◆ **SUPPLIED MATERIAL**
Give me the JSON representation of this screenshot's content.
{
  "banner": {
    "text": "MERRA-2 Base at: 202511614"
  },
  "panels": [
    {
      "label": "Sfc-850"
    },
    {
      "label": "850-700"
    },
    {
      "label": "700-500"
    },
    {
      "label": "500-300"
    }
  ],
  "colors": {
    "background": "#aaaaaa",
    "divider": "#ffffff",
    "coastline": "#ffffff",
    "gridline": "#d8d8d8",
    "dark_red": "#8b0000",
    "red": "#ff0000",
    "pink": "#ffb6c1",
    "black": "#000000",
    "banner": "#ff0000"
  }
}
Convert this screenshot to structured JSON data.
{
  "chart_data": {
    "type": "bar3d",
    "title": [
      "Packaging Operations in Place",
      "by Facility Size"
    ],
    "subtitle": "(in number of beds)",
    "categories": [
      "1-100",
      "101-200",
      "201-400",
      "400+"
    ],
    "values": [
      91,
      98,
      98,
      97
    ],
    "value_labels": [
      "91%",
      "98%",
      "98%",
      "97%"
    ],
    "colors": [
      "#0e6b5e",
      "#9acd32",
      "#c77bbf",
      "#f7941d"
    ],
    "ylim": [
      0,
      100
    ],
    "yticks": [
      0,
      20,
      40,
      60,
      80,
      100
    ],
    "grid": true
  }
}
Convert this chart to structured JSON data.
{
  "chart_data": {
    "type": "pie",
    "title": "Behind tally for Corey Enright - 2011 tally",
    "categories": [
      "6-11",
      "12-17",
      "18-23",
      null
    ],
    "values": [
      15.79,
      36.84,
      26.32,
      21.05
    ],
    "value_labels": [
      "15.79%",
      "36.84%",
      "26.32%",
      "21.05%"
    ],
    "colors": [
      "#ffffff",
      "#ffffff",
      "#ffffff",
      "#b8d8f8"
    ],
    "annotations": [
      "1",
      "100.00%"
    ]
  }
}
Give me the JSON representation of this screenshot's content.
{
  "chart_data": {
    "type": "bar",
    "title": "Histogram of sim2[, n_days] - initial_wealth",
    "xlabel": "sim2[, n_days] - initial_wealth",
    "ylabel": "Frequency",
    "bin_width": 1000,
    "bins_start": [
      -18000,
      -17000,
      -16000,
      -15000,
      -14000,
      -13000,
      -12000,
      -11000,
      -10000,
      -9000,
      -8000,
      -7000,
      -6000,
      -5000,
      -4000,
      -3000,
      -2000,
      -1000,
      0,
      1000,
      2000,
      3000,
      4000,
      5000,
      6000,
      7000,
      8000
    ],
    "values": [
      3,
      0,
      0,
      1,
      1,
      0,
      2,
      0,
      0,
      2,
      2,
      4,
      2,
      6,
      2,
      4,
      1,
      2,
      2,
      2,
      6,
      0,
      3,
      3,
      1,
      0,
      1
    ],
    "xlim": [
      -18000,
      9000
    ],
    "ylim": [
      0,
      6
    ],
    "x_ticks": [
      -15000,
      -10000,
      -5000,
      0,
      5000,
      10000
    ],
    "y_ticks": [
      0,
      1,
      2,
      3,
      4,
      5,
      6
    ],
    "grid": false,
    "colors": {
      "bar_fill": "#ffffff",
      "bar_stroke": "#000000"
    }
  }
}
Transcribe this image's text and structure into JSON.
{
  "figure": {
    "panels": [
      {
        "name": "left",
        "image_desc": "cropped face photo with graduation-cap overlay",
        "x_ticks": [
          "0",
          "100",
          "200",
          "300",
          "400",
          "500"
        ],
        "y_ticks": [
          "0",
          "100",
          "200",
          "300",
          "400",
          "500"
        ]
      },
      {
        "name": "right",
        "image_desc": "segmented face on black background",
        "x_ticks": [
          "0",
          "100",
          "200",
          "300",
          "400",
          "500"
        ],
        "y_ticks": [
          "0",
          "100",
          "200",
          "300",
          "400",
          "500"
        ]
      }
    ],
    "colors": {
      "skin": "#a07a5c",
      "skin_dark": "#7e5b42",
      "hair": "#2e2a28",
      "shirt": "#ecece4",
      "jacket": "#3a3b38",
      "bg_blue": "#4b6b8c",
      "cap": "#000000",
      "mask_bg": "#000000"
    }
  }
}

◆ **TASK BRIEF**
Determine the number of lines in the entries above where the string "background" appears. Answer with the number alone.

◆ **SOLUTION TO THE PROBLEM**
2